---- TEXTO FUENTE
CUESTIONAMIENTOS A LA EDUCACION

Mariela Sagel

El Siglo, 17 de febrero de 2014

     El Programa de Naciones Unidas para el Desarrollo (PNUD) hizo su presentación anual del Índice de desarrollo humano la semana pasada, ante un numeroso público donde no faltaron los candidatos a puestos de elección.  Otros años esta presentación no se ve revestida de tanta pompa, ni se le da la divulgación que ha tenido por ser este un año electoral. Lo que toca ahora es tomar en cuenta sus resultados y recomendaciones, por parte de los que resulten electos.

Sus señalamientos apuntan certeramente a que el país se está escapando de nuestras manos, y que es urgente invertir mucho más en la infancia y en la juventud.  Uno de los expositores mencionó una hermosa analogía, de un niño que crece amado y así es como aprende a amar.  Es importante contar con un sistema educativo que profundice las conexiones entre el hecho cognitivo y el socio emocional, que se aumente la inversión para la formación profesional y técnica, aunado al desarrollo del arte, la ciencia y la cultura.
--------
CONSIGNA: Traduce al inglés esta oración del artículo sobre la educación: «Uno de los expositores mencionó una hermosa analogía, de un niño que crece amado y así es como aprende a amar.» El listado que aparece a continuación es material aparte y no guarda relación con el artículo.
---- DATOS DE ORIGEN
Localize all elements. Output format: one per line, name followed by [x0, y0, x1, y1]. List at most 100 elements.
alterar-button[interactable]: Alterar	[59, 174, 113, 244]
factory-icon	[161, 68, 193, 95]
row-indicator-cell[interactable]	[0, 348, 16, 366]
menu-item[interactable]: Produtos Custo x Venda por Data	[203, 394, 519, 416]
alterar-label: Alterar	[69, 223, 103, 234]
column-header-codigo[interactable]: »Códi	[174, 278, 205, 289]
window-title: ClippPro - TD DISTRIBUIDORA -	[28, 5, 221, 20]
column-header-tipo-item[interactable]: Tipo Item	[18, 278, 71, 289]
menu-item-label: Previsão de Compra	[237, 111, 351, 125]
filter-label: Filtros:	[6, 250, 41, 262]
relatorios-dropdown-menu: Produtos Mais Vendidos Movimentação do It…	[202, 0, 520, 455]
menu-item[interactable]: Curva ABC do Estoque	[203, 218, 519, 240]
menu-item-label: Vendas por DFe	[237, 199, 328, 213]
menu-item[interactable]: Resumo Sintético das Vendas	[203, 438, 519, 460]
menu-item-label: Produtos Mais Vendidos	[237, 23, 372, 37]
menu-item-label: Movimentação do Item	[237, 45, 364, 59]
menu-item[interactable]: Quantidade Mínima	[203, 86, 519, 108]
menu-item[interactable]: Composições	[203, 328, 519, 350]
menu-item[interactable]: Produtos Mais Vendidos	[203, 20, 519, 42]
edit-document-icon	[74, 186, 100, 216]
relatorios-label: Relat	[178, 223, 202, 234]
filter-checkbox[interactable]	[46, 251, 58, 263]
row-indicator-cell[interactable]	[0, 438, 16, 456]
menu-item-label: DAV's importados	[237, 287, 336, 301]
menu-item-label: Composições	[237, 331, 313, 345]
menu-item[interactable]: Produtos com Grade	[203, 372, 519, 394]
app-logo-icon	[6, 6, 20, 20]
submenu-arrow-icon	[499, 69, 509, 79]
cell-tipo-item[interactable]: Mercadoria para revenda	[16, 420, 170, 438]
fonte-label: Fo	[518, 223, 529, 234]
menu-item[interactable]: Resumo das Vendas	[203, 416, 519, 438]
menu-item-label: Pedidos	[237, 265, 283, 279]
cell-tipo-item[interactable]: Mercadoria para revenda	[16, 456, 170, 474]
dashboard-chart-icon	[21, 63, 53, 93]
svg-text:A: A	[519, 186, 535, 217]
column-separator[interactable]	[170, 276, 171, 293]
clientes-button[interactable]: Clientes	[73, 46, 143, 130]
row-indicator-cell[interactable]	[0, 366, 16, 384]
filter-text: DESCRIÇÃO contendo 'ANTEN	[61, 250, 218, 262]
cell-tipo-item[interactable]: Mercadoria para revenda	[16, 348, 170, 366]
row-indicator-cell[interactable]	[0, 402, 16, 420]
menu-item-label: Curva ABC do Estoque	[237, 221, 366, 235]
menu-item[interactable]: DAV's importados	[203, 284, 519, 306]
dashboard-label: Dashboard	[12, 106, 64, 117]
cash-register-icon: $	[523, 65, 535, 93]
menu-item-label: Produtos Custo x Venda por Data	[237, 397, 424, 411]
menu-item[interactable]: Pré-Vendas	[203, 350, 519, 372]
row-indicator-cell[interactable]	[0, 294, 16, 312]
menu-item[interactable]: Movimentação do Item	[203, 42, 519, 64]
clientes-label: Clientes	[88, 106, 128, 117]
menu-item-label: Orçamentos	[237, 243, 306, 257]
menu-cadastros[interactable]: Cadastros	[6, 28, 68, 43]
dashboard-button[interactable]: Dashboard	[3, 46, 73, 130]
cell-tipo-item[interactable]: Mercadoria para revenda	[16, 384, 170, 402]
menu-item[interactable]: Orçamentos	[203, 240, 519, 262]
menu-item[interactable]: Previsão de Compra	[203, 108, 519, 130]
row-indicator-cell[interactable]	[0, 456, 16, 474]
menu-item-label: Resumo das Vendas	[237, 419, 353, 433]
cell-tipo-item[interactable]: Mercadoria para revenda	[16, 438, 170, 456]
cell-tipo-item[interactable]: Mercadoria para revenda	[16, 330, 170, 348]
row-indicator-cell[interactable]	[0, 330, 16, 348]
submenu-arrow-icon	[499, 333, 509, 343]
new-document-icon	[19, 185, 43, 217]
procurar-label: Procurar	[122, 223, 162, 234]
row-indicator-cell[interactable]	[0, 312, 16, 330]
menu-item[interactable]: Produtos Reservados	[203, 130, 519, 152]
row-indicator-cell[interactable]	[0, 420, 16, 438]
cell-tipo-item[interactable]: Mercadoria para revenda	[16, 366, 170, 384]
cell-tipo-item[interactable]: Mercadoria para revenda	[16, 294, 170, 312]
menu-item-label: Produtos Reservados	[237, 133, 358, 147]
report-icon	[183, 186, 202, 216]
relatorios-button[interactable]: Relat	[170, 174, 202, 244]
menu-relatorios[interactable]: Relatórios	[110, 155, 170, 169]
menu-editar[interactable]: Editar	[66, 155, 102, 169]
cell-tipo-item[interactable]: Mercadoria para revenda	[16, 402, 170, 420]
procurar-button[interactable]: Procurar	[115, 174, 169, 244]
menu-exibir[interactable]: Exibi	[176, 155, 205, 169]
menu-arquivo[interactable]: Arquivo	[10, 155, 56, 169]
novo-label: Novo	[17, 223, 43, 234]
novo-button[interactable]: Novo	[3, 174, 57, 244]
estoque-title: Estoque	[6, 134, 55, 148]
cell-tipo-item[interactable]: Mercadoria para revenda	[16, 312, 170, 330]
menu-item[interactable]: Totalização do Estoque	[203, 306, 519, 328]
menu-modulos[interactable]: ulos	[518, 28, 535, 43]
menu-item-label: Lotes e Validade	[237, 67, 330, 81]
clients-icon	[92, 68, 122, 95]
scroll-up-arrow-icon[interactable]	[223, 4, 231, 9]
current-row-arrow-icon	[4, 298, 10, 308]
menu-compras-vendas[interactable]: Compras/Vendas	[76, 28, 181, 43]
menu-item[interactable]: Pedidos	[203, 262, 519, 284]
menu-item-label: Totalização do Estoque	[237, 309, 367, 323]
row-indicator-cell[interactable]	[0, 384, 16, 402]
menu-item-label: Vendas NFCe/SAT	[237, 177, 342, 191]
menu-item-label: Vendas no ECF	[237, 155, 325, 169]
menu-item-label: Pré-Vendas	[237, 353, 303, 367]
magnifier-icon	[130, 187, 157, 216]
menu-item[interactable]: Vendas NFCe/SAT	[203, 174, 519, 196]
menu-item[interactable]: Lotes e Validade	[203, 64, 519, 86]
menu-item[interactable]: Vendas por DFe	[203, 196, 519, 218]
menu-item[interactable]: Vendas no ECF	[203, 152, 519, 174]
--------
RESPUESTA REDACTADA: One of the speakers mentioned a beautiful analogy, of a child who grows up loved and that is how that child learns to love.